Dataset entries
━━━

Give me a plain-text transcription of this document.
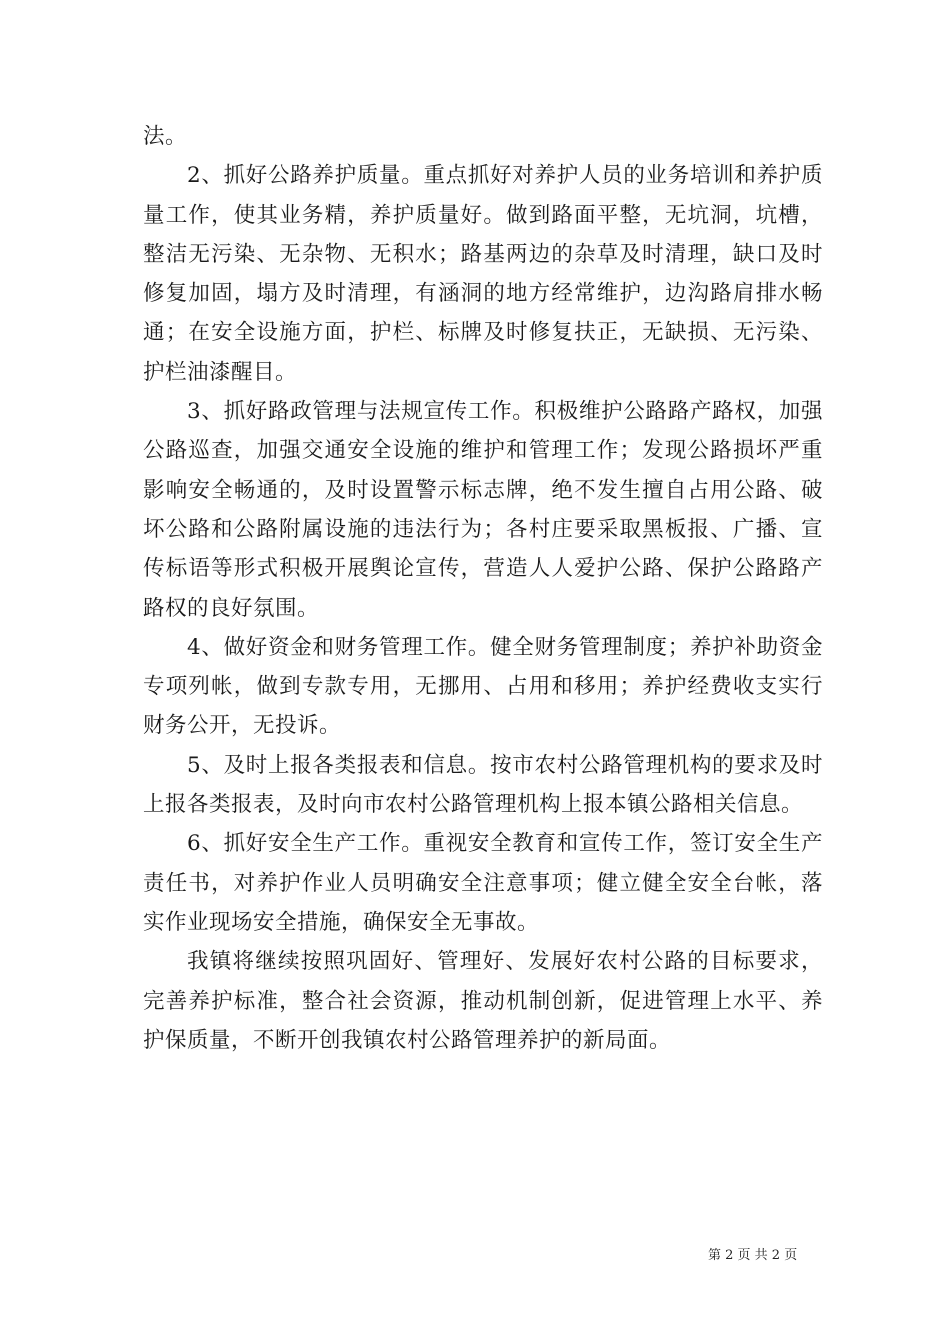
法。

2、抓好公路养护质量。重点抓好对养护人员的业务培训和养护质量工作，使其业务精，养护质量好。做到路面平整，无坑洞，坑槽，整洁无污染、无杂物、无积水；路基两边的杂草及时清理，缺口及时修复加固，塌方及时清理，有涵洞的地方经常维护，边沟路肩排水畅通；在安全设施方面，护栏、标牌及时修复扶正，无缺损、无污染、护栏油漆醒目。

3、抓好路政管理与法规宣传工作。积极维护公路路产路权，加强公路巡查，加强交通安全设施的维护和管理工作；发现公路损坏严重影响安全畅通的，及时设置警示标志牌，绝不发生擅自占用公路、破坏公路和公路附属设施的违法行为；各村庄要采取黑板报、广播、宣传标语等形式积极开展舆论宣传，营造人人爱护公路、保护公路路产路权的良好氛围。

4、做好资金和财务管理工作。健全财务管理制度；养护补助资金专项列帐，做到专款专用，无挪用、占用和移用；养护经费收支实行财务公开，无投诉。

5、及时上报各类报表和信息。按市农村公路管理机构的要求及时上报各类报表，及时向市农村公路管理机构上报本镇公路相关信息。

6、抓好安全生产工作。重视安全教育和宣传工作，签订安全生产责任书，对养护作业人员明确安全注意事项；健立健全安全台帐，落实作业现场安全措施，确保安全无事故。

我镇将继续按照巩固好、管理好、发展好农村公路的目标要求，完善养护标准，整合社会资源，推动机制创新，促进管理上水平、养护保质量，不断开创我镇农村公路管理养护的新局面。

第 2 页 共 2 页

━━━

| Problem to solve |
Omit the pictures and reproduce the listing exactly.

| Exercise response |
Give me a plain-text transcription of this document.
法。

2、抓好公路养护质量。重点抓好对养护人员的业务培训和养护质量工作，使其业务精，养护质量好。做到路面平整，无坑洞，坑槽，整洁无污染、无杂物、无积水；路基两边的杂草及时清理，缺口及时修复加固，塌方及时清理，有涵洞的地方经常维护，边沟路肩排水畅通；在安全设施方面，护栏、标牌及时修复扶正，无缺损、无污染、护栏油漆醒目。

3、抓好路政管理与法规宣传工作。积极维护公路路产路权，加强公路巡查，加强交通安全设施的维护和管理工作；发现公路损坏严重影响安全畅通的，及时设置警示标志牌，绝不发生擅自占用公路、破坏公路和公路附属设施的违法行为；各村庄要采取黑板报、广播、宣传标语等形式积极开展舆论宣传，营造人人爱护公路、保护公路路产路权的良好氛围。

4、做好资金和财务管理工作。健全财务管理制度；养护补助资金专项列帐，做到专款专用，无挪用、占用和移用；养护经费收支实行财务公开，无投诉。

5、及时上报各类报表和信息。按市农村公路管理机构的要求及时上报各类报表，及时向市农村公路管理机构上报本镇公路相关信息。

6、抓好安全生产工作。重视安全教育和宣传工作，签订安全生产责任书，对养护作业人员明确安全注意事项；健立健全安全台帐，落实作业现场安全措施，确保安全无事故。

我镇将继续按照巩固好、管理好、发展好农村公路的目标要求，完善养护标准，整合社会资源，推动机制创新，促进管理上水平、养护保质量，不断开创我镇农村公路管理养护的新局面。

第 2 页 共 2 页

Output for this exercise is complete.